» **Requirements**
Return every line of the material exactly.

Figure content listings:
+++

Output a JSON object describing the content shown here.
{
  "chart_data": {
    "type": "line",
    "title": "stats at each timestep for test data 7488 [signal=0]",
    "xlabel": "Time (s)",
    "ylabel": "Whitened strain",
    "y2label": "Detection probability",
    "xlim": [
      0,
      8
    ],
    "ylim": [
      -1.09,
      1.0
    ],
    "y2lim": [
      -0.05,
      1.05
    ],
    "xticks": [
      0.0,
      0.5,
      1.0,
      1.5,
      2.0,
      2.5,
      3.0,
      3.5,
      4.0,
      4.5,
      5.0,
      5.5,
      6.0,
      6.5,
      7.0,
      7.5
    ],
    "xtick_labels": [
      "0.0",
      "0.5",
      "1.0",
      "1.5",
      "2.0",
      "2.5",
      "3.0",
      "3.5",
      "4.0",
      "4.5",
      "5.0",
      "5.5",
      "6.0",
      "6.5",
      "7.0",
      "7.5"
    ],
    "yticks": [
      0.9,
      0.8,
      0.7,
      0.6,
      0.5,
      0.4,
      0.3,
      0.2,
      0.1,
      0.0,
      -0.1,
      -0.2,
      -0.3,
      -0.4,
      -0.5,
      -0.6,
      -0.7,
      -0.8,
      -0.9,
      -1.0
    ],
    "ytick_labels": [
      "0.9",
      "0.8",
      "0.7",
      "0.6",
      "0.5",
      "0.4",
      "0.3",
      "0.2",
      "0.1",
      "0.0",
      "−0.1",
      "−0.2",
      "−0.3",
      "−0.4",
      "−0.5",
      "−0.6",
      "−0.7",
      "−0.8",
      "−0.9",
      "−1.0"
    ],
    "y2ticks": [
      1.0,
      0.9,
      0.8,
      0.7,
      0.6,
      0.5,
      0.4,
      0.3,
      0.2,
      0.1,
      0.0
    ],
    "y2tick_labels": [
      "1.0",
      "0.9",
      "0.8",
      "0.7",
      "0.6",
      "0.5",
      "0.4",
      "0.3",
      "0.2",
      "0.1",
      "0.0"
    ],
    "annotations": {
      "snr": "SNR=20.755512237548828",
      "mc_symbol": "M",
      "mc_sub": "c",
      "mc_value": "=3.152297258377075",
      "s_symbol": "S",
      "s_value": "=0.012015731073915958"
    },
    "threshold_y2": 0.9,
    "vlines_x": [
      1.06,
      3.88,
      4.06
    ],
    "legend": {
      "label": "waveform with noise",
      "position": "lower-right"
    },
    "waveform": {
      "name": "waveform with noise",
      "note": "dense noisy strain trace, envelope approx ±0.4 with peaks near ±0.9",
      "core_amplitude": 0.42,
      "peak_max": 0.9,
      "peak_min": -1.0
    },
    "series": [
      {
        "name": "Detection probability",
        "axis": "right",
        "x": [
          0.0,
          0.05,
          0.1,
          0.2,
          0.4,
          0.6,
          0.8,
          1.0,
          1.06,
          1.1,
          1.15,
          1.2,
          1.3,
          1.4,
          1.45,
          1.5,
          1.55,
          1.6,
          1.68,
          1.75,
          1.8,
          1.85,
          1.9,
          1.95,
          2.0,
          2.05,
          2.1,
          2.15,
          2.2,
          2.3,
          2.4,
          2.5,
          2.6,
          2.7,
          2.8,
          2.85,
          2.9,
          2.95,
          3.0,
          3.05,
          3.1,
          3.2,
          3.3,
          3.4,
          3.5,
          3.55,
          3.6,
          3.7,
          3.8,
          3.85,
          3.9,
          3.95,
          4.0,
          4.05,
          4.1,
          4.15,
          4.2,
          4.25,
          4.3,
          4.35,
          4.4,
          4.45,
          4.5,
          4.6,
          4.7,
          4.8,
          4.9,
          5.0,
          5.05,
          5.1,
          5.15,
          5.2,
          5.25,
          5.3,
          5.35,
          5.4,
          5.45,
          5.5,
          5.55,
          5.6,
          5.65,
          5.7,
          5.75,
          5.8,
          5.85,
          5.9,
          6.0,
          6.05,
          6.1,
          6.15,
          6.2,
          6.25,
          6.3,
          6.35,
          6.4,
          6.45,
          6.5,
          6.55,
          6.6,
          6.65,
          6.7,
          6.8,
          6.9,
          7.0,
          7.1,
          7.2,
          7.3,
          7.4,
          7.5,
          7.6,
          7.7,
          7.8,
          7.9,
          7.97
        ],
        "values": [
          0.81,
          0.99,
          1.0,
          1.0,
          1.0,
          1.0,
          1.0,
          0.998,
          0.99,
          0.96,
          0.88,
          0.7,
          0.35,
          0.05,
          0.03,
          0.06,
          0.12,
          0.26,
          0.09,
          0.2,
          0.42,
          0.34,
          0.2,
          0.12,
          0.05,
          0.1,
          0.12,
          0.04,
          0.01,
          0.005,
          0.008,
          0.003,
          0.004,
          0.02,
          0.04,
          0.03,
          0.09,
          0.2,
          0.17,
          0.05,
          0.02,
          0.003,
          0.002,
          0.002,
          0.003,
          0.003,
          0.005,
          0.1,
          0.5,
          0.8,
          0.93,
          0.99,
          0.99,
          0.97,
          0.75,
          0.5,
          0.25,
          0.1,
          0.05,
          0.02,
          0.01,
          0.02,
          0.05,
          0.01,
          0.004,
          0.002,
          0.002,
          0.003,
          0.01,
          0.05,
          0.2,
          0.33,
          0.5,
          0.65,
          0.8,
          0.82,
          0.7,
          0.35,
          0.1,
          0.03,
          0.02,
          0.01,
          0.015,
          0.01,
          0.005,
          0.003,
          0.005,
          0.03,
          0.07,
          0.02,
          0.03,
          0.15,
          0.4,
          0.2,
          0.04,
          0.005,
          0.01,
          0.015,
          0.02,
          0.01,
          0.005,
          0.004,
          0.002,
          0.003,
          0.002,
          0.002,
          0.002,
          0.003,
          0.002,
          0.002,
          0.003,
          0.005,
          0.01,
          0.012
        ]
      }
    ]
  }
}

+++

» **Solution for this exercise**
Output a JSON object describing the content shown here.
{
  "chart_data": {
    "type": "line",
    "title": "stats at each timestep for test data 7488 [signal=0]",
    "xlabel": "Time (s)",
    "ylabel": "Whitened strain",
    "y2label": "Detection probability",
    "xlim": [
      0,
      8
    ],
    "ylim": [
      -1.09,
      1.0
    ],
    "y2lim": [
      -0.05,
      1.05
    ],
    "xticks": [
      0.0,
      0.5,
      1.0,
      1.5,
      2.0,
      2.5,
      3.0,
      3.5,
      4.0,
      4.5,
      5.0,
      5.5,
      6.0,
      6.5,
      7.0,
      7.5
    ],
    "xtick_labels": [
      "0.0",
      "0.5",
      "1.0",
      "1.5",
      "2.0",
      "2.5",
      "3.0",
      "3.5",
      "4.0",
      "4.5",
      "5.0",
      "5.5",
      "6.0",
      "6.5",
      "7.0",
      "7.5"
    ],
    "yticks": [
      0.9,
      0.8,
      0.7,
      0.6,
      0.5,
      0.4,
      0.3,
      0.2,
      0.1,
      0.0,
      -0.1,
      -0.2,
      -0.3,
      -0.4,
      -0.5,
      -0.6,
      -0.7,
      -0.8,
      -0.9,
      -1.0
    ],
    "ytick_labels": [
      "0.9",
      "0.8",
      "0.7",
      "0.6",
      "0.5",
      "0.4",
      "0.3",
      "0.2",
      "0.1",
      "0.0",
      "−0.1",
      "−0.2",
      "−0.3",
      "−0.4",
      "−0.5",
      "−0.6",
      "−0.7",
      "−0.8",
      "−0.9",
      "−1.0"
    ],
    "y2ticks": [
      1.0,
      0.9,
      0.8,
      0.7,
      0.6,
      0.5,
      0.4,
      0.3,
      0.2,
      0.1,
      0.0
    ],
    "y2tick_labels": [
      "1.0",
      "0.9",
      "0.8",
      "0.7",
      "0.6",
      "0.5",
      "0.4",
      "0.3",
      "0.2",
      "0.1",
      "0.0"
    ],
    "annotations": {
      "snr": "SNR=20.755512237548828",
      "mc_symbol": "M",
      "mc_sub": "c",
      "mc_value": "=3.152297258377075",
      "s_symbol": "S",
      "s_value": "=0.012015731073915958"
    },
    "threshold_y2": 0.9,
    "vlines_x": [
      1.06,
      3.88,
      4.06
    ],
    "legend": {
      "label": "waveform with noise",
      "position": "lower-right"
    },
    "waveform": {
      "name": "waveform with noise",
      "note": "dense noisy strain trace, envelope approx ±0.4 with peaks near ±0.9",
      "core_amplitude": 0.42,
      "peak_max": 0.9,
      "peak_min": -1.0
    },
    "series": [
      {
        "name": "Detection probability",
        "axis": "right",
        "x": [
          0.0,
          0.05,
          0.1,
          0.2,
          0.4,
          0.6,
          0.8,
          1.0,
          1.06,
          1.1,
          1.15,
          1.2,
          1.3,
          1.4,
          1.45,
          1.5,
          1.55,
          1.6,
          1.68,
          1.75,
          1.8,
          1.85,
          1.9,
          1.95,
          2.0,
          2.05,
          2.1,
          2.15,
          2.2,
          2.3,
          2.4,
          2.5,
          2.6,
          2.7,
          2.8,
          2.85,
          2.9,
          2.95,
          3.0,
          3.05,
          3.1,
          3.2,
          3.3,
          3.4,
          3.5,
          3.55,
          3.6,
          3.7,
          3.8,
          3.85,
          3.9,
          3.95,
          4.0,
          4.05,
          4.1,
          4.15,
          4.2,
          4.25,
          4.3,
          4.35,
          4.4,
          4.45,
          4.5,
          4.6,
          4.7,
          4.8,
          4.9,
          5.0,
          5.05,
          5.1,
          5.15,
          5.2,
          5.25,
          5.3,
          5.35,
          5.4,
          5.45,
          5.5,
          5.55,
          5.6,
          5.65,
          5.7,
          5.75,
          5.8,
          5.85,
          5.9,
          6.0,
          6.05,
          6.1,
          6.15,
          6.2,
          6.25,
          6.3,
          6.35,
          6.4,
          6.45,
          6.5,
          6.55,
          6.6,
          6.65,
          6.7,
          6.8,
          6.9,
          7.0,
          7.1,
          7.2,
          7.3,
          7.4,
          7.5,
          7.6,
          7.7,
          7.8,
          7.9,
          7.97
        ],
        "values": [
          0.81,
          0.99,
          1.0,
          1.0,
          1.0,
          1.0,
          1.0,
          0.998,
          0.99,
          0.96,
          0.88,
          0.7,
          0.35,
          0.05,
          0.03,
          0.06,
          0.12,
          0.26,
          0.09,
          0.2,
          0.42,
          0.34,
          0.2,
          0.12,
          0.05,
          0.1,
          0.12,
          0.04,
          0.01,
          0.005,
          0.008,
          0.003,
          0.004,
          0.02,
          0.04,
          0.03,
          0.09,
          0.2,
          0.17,
          0.05,
          0.02,
          0.003,
          0.002,
          0.002,
          0.003,
          0.003,
          0.005,
          0.1,
          0.5,
          0.8,
          0.93,
          0.99,
          0.99,
          0.97,
          0.75,
          0.5,
          0.25,
          0.1,
          0.05,
          0.02,
          0.01,
          0.02,
          0.05,
          0.01,
          0.004,
          0.002,
          0.002,
          0.003,
          0.01,
          0.05,
          0.2,
          0.33,
          0.5,
          0.65,
          0.8,
          0.82,
          0.7,
          0.35,
          0.1,
          0.03,
          0.02,
          0.01,
          0.015,
          0.01,
          0.005,
          0.003,
          0.005,
          0.03,
          0.07,
          0.02,
          0.03,
          0.15,
          0.4,
          0.2,
          0.04,
          0.005,
          0.01,
          0.015,
          0.02,
          0.01,
          0.005,
          0.004,
          0.002,
          0.003,
          0.002,
          0.002,
          0.002,
          0.003,
          0.002,
          0.002,
          0.003,
          0.005,
          0.01,
          0.012
        ]
      }
    ]
  }
}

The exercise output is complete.